*Seçilen metin*:
=-=-=

ERDOĞAN VE YILDIRIM'I KISKANDIM!


NEVZAT DÖNMEZ

CUMHURBAŞKANI ERDOĞAN VE YILDIRIM'I KISKANDIM

Ben fesat biri değilimdir.
Kimsenin başarısını kıskanmam...
Aksine, itici güç olarak görürüm...
Bir gazeteci olarak yakından takip ettiğim bir zaman sürecinde yaşananlarda,  beğenilerim oldu, takdir ettiklerim oldu, eleştirdiklerim oldu..
Ama hiç kıskançlık duygusu yaşamadım bu süreçte...
Ama önceki gün Cumhurbaşkanı Recep Tayyip Erdoğan ve yeni görevi ile Meclis Başkanı Binali Yıldırım'ı çok kıskandım..
Bu iki siyasetçi yıllardır siyaset sahnesindeler..
Ve bu sahneye çıktıklarından bu yana hiç kaybetmediler..
Bu başarılarını hiç kıskanmadım...

=-=-=

*Sıralanan kayıtlar*:
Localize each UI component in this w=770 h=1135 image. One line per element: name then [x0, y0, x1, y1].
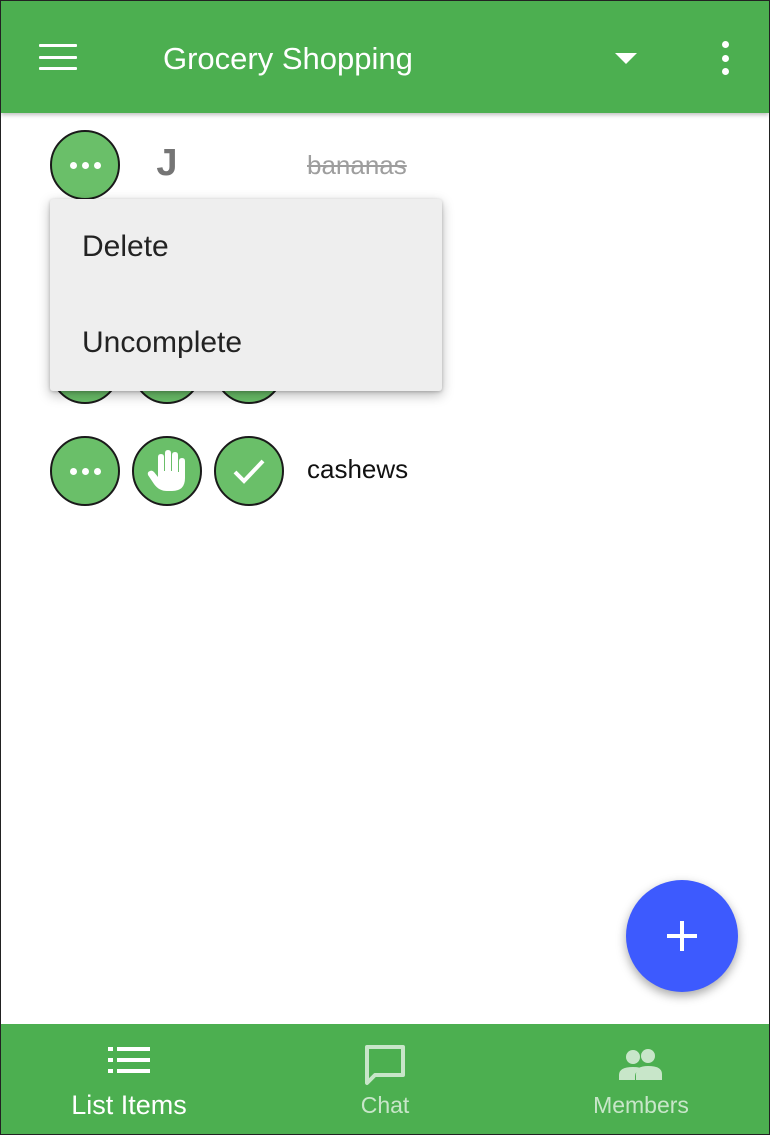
add-item-button[interactable] — [626, 880, 738, 992]
more-horiz-icon — [69, 161, 101, 169]
complete-item-button[interactable] — [214, 436, 284, 506]
nav-chat[interactable]: Chat — [257, 1024, 513, 1134]
item-name: cashews — [307, 454, 409, 484]
hamburger-menu-icon[interactable] — [39, 44, 77, 70]
arrow-drop-down-icon[interactable] — [613, 51, 639, 65]
item-options-button[interactable] — [50, 436, 120, 506]
add-icon — [667, 921, 697, 951]
people-icon — [619, 1049, 662, 1080]
more-vert-icon[interactable] — [715, 41, 735, 75]
nav-list-items[interactable]: List Items — [1, 1024, 257, 1134]
app-bar: Grocery Shopping — [1, 1, 769, 113]
item-name: bananas — [307, 150, 407, 180]
list-item: cashews — [1, 436, 769, 508]
chat-icon — [365, 1045, 405, 1085]
nav-label: List Items — [71, 1090, 187, 1120]
nav-label: Members — [593, 1092, 689, 1118]
assignee-initial: J — [156, 142, 178, 184]
claim-item-button[interactable] — [132, 436, 202, 506]
delete-menu-item[interactable]: Delete — [50, 199, 442, 295]
bottom-navigation: List Items Chat Members — [1, 1024, 769, 1134]
app-screen: Grocery Shopping J bananas cashews Delet… — [0, 0, 770, 1135]
list-icon — [108, 1047, 150, 1073]
list-title[interactable]: Grocery Shopping — [163, 39, 413, 79]
nav-label: Chat — [360, 1092, 410, 1118]
item-options-button[interactable] — [50, 130, 120, 200]
list-item: J bananas — [1, 130, 769, 202]
check-icon — [233, 459, 265, 484]
item-context-menu: Delete Uncomplete — [50, 199, 442, 391]
nav-members[interactable]: Members — [513, 1024, 769, 1134]
uncomplete-menu-item[interactable]: Uncomplete — [50, 295, 442, 391]
more-horiz-icon — [69, 467, 101, 475]
hand-icon — [147, 450, 185, 491]
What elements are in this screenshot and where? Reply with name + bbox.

=-=-=

*Görev*: Metinde "Ben fesat biri değilimdir." diye başlayan paragrafı ana bilgilerini koruyarak kısa bir madde listesine dönüştürün. Yalnızca metindeki bilgilerden yararlanın.

*Çözüm*:
- Yazar fesat biri değildir; kimsenin başarısını kıskanmaz, başarıyı itici güç olarak görür.
- Gazeteci olarak yakından izlediği süreçte beğendiği, takdir ettiği ve eleştirdiği şeyler olmuş, ama hiç kıskançlık duymamıştır.
- Önceki gün Cumhurbaşkanı Recep Tayyip Erdoğan'ı ve yeni göreviyle Meclis Başkanı Binali Yıldırım'ı çok kıskanmıştır.
- Bu iki siyasetçi yıllardır siyaset sahnesindedir ve o günden beri hiç kaybetmemiştir.
- Yazar bu başarılarını hiç kıskanmamıştır.